**TASK**: Your task is to copy every line of this material exactly.

(Collected data entries)
-=-=-=-=-
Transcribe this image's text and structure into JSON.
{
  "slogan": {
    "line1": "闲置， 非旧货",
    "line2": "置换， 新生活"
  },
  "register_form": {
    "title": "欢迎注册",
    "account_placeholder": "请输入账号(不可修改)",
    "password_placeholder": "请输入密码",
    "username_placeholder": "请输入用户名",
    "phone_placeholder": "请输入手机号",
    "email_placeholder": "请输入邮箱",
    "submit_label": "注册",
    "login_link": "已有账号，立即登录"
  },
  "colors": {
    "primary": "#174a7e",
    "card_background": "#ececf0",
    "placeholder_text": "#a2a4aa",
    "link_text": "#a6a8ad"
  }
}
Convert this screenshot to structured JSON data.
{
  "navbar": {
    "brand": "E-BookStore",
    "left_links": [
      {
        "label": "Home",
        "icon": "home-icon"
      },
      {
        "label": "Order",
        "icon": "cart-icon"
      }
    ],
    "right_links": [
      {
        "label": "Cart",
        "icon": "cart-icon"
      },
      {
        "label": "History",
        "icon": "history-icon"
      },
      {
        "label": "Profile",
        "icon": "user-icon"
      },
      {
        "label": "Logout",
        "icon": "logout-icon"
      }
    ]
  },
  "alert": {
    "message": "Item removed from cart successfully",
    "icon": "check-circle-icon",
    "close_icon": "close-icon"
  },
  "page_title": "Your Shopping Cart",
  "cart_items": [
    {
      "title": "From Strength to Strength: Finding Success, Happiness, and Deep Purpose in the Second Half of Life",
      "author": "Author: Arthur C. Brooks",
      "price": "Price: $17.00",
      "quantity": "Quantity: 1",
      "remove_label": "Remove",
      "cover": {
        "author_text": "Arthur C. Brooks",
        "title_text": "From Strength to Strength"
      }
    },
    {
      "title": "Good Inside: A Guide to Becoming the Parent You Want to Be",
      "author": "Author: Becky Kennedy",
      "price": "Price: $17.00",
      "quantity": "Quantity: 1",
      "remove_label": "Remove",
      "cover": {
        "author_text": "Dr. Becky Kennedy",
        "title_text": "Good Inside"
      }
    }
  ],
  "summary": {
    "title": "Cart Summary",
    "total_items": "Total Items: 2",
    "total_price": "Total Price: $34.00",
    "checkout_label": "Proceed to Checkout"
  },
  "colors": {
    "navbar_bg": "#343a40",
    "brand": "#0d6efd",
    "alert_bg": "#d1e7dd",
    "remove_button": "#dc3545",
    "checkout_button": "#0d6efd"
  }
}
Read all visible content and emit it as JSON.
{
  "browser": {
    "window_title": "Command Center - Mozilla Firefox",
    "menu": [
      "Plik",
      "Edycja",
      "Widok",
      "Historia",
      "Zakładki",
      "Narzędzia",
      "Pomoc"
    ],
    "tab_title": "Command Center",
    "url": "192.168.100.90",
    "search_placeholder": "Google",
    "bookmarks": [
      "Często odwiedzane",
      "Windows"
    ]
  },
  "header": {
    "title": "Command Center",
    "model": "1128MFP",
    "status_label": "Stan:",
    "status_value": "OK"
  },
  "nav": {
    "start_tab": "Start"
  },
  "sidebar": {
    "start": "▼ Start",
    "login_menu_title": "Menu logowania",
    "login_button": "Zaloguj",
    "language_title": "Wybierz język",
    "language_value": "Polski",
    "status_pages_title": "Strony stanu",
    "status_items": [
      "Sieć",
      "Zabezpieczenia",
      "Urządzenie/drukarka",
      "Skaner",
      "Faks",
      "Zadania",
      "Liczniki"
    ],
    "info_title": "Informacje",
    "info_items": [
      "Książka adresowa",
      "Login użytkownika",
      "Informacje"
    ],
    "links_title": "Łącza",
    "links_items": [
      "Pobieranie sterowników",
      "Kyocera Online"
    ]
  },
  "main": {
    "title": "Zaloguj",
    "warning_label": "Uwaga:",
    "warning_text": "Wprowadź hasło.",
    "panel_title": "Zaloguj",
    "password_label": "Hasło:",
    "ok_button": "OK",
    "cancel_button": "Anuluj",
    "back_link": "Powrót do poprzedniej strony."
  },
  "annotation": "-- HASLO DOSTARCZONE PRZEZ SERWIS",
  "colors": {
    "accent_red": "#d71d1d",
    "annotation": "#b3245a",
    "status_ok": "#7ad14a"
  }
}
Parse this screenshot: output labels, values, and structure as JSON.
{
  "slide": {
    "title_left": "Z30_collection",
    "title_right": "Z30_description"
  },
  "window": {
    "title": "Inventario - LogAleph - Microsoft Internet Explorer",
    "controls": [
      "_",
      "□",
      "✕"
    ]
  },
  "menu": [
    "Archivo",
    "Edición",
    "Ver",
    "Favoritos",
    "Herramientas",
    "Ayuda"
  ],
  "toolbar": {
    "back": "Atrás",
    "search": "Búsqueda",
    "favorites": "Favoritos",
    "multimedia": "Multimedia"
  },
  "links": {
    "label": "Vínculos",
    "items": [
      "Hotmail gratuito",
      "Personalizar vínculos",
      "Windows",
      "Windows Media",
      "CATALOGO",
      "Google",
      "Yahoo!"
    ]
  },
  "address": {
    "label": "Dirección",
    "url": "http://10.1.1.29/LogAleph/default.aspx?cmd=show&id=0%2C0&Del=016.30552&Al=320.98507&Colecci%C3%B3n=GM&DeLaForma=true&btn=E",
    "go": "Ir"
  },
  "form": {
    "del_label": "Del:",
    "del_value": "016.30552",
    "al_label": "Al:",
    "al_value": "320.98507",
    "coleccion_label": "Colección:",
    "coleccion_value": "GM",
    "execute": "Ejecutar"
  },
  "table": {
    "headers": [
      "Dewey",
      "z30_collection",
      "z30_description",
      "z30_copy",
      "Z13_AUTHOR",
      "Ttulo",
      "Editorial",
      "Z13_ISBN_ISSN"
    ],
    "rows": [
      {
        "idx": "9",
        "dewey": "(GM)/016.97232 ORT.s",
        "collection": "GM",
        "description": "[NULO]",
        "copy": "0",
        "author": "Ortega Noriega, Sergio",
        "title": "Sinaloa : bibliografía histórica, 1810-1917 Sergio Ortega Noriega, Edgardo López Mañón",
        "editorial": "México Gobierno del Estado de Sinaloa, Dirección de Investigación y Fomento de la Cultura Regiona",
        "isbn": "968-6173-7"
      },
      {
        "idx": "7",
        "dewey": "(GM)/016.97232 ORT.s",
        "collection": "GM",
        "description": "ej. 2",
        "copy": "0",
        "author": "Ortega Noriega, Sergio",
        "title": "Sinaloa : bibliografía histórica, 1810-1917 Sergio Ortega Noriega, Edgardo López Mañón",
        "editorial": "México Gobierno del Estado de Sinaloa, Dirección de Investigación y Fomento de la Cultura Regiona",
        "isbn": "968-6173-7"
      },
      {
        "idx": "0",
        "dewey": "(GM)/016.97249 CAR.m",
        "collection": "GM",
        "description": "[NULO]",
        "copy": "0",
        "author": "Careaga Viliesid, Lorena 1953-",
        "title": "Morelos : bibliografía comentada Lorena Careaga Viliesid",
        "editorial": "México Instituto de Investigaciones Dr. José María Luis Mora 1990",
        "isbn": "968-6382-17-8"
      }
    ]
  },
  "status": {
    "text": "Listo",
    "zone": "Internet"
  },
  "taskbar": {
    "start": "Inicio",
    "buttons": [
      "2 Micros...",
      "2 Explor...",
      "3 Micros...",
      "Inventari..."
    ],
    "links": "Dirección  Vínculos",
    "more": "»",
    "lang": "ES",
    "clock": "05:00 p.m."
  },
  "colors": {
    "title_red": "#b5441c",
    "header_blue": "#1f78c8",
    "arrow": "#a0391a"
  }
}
-=-=-=-=-
**EXERCISE RESPONSE**:
Transcribe this image's text and structure into JSON.
{
  "slogan": {
    "line1": "闲置， 非旧货",
    "line2": "置换， 新生活"
  },
  "register_form": {
    "title": "欢迎注册",
    "account_placeholder": "请输入账号(不可修改)",
    "password_placeholder": "请输入密码",
    "username_placeholder": "请输入用户名",
    "phone_placeholder": "请输入手机号",
    "email_placeholder": "请输入邮箱",
    "submit_label": "注册",
    "login_link": "已有账号，立即登录"
  },
  "colors": {
    "primary": "#174a7e",
    "card_background": "#ececf0",
    "placeholder_text": "#a2a4aa",
    "link_text": "#a6a8ad"
  }
}
Convert this screenshot to structured JSON data.
{
  "navbar": {
    "brand": "E-BookStore",
    "left_links": [
      {
        "label": "Home",
        "icon": "home-icon"
      },
      {
        "label": "Order",
        "icon": "cart-icon"
      }
    ],
    "right_links": [
      {
        "label": "Cart",
        "icon": "cart-icon"
      },
      {
        "label": "History",
        "icon": "history-icon"
      },
      {
        "label": "Profile",
        "icon": "user-icon"
      },
      {
        "label": "Logout",
        "icon": "logout-icon"
      }
    ]
  },
  "alert": {
    "message": "Item removed from cart successfully",
    "icon": "check-circle-icon",
    "close_icon": "close-icon"
  },
  "page_title": "Your Shopping Cart",
  "cart_items": [
    {
      "title": "From Strength to Strength: Finding Success, Happiness, and Deep Purpose in the Second Half of Life",
      "author": "Author: Arthur C. Brooks",
      "price": "Price: $17.00",
      "quantity": "Quantity: 1",
      "remove_label": "Remove",
      "cover": {
        "author_text": "Arthur C. Brooks",
        "title_text": "From Strength to Strength"
      }
    },
    {
      "title": "Good Inside: A Guide to Becoming the Parent You Want to Be",
      "author": "Author: Becky Kennedy",
      "price": "Price: $17.00",
      "quantity": "Quantity: 1",
      "remove_label": "Remove",
      "cover": {
        "author_text": "Dr. Becky Kennedy",
        "title_text": "Good Inside"
      }
    }
  ],
  "summary": {
    "title": "Cart Summary",
    "total_items": "Total Items: 2",
    "total_price": "Total Price: $34.00",
    "checkout_label": "Proceed to Checkout"
  },
  "colors": {
    "navbar_bg": "#343a40",
    "brand": "#0d6efd",
    "alert_bg": "#d1e7dd",
    "remove_button": "#dc3545",
    "checkout_button": "#0d6efd"
  }
}
Read all visible content and emit it as JSON.
{
  "browser": {
    "window_title": "Command Center - Mozilla Firefox",
    "menu": [
      "Plik",
      "Edycja",
      "Widok",
      "Historia",
      "Zakładki",
      "Narzędzia",
      "Pomoc"
    ],
    "tab_title": "Command Center",
    "url": "192.168.100.90",
    "search_placeholder": "Google",
    "bookmarks": [
      "Często odwiedzane",
      "Windows"
    ]
  },
  "header": {
    "title": "Command Center",
    "model": "1128MFP",
    "status_label": "Stan:",
    "status_value": "OK"
  },
  "nav": {
    "start_tab": "Start"
  },
  "sidebar": {
    "start": "▼ Start",
    "login_menu_title": "Menu logowania",
    "login_button": "Zaloguj",
    "language_title": "Wybierz język",
    "language_value": "Polski",
    "status_pages_title": "Strony stanu",
    "status_items": [
      "Sieć",
      "Zabezpieczenia",
      "Urządzenie/drukarka",
      "Skaner",
      "Faks",
      "Zadania",
      "Liczniki"
    ],
    "info_title": "Informacje",
    "info_items": [
      "Książka adresowa",
      "Login użytkownika",
      "Informacje"
    ],
    "links_title": "Łącza",
    "links_items": [
      "Pobieranie sterowników",
      "Kyocera Online"
    ]
  },
  "main": {
    "title": "Zaloguj",
    "warning_label": "Uwaga:",
    "warning_text": "Wprowadź hasło.",
    "panel_title": "Zaloguj",
    "password_label": "Hasło:",
    "ok_button": "OK",
    "cancel_button": "Anuluj",
    "back_link": "Powrót do poprzedniej strony."
  },
  "annotation": "-- HASLO DOSTARCZONE PRZEZ SERWIS",
  "colors": {
    "accent_red": "#d71d1d",
    "annotation": "#b3245a",
    "status_ok": "#7ad14a"
  }
}
Parse this screenshot: output labels, values, and structure as JSON.
{
  "slide": {
    "title_left": "Z30_collection",
    "title_right": "Z30_description"
  },
  "window": {
    "title": "Inventario - LogAleph - Microsoft Internet Explorer",
    "controls": [
      "_",
      "□",
      "✕"
    ]
  },
  "menu": [
    "Archivo",
    "Edición",
    "Ver",
    "Favoritos",
    "Herramientas",
    "Ayuda"
  ],
  "toolbar": {
    "back": "Atrás",
    "search": "Búsqueda",
    "favorites": "Favoritos",
    "multimedia": "Multimedia"
  },
  "links": {
    "label": "Vínculos",
    "items": [
      "Hotmail gratuito",
      "Personalizar vínculos",
      "Windows",
      "Windows Media",
      "CATALOGO",
      "Google",
      "Yahoo!"
    ]
  },
  "address": {
    "label": "Dirección",
    "url": "http://10.1.1.29/LogAleph/default.aspx?cmd=show&id=0%2C0&Del=016.30552&Al=320.98507&Colecci%C3%B3n=GM&DeLaForma=true&btn=E",
    "go": "Ir"
  },
  "form": {
    "del_label": "Del:",
    "del_value": "016.30552",
    "al_label": "Al:",
    "al_value": "320.98507",
    "coleccion_label": "Colección:",
    "coleccion_value": "GM",
    "execute": "Ejecutar"
  },
  "table": {
    "headers": [
      "Dewey",
      "z30_collection",
      "z30_description",
      "z30_copy",
      "Z13_AUTHOR",
      "Ttulo",
      "Editorial",
      "Z13_ISBN_ISSN"
    ],
    "rows": [
      {
        "idx": "9",
        "dewey": "(GM)/016.97232 ORT.s",
        "collection": "GM",
        "description": "[NULO]",
        "copy": "0",
        "author": "Ortega Noriega, Sergio",
        "title": "Sinaloa : bibliografía histórica, 1810-1917 Sergio Ortega Noriega, Edgardo López Mañón",
        "editorial": "México Gobierno del Estado de Sinaloa, Dirección de Investigación y Fomento de la Cultura Regiona",
        "isbn": "968-6173-7"
      },
      {
        "idx": "7",
        "dewey": "(GM)/016.97232 ORT.s",
        "collection": "GM",
        "description": "ej. 2",
        "copy": "0",
        "author": "Ortega Noriega, Sergio",
        "title": "Sinaloa : bibliografía histórica, 1810-1917 Sergio Ortega Noriega, Edgardo López Mañón",
        "editorial": "México Gobierno del Estado de Sinaloa, Dirección de Investigación y Fomento de la Cultura Regiona",
        "isbn": "968-6173-7"
      },
      {
        "idx": "0",
        "dewey": "(GM)/016.97249 CAR.m",
        "collection": "GM",
        "description": "[NULO]",
        "copy": "0",
        "author": "Careaga Viliesid, Lorena 1953-",
        "title": "Morelos : bibliografía comentada Lorena Careaga Viliesid",
        "editorial": "México Instituto de Investigaciones Dr. José María Luis Mora 1990",
        "isbn": "968-6382-17-8"
      }
    ]
  },
  "status": {
    "text": "Listo",
    "zone": "Internet"
  },
  "taskbar": {
    "start": "Inicio",
    "buttons": [
      "2 Micros...",
      "2 Explor...",
      "3 Micros...",
      "Inventari..."
    ],
    "links": "Dirección  Vínculos",
    "more": "»",
    "lang": "ES",
    "clock": "05:00 p.m."
  },
  "colors": {
    "title_red": "#b5441c",
    "header_blue": "#1f78c8",
    "arrow": "#a0391a"
  }
}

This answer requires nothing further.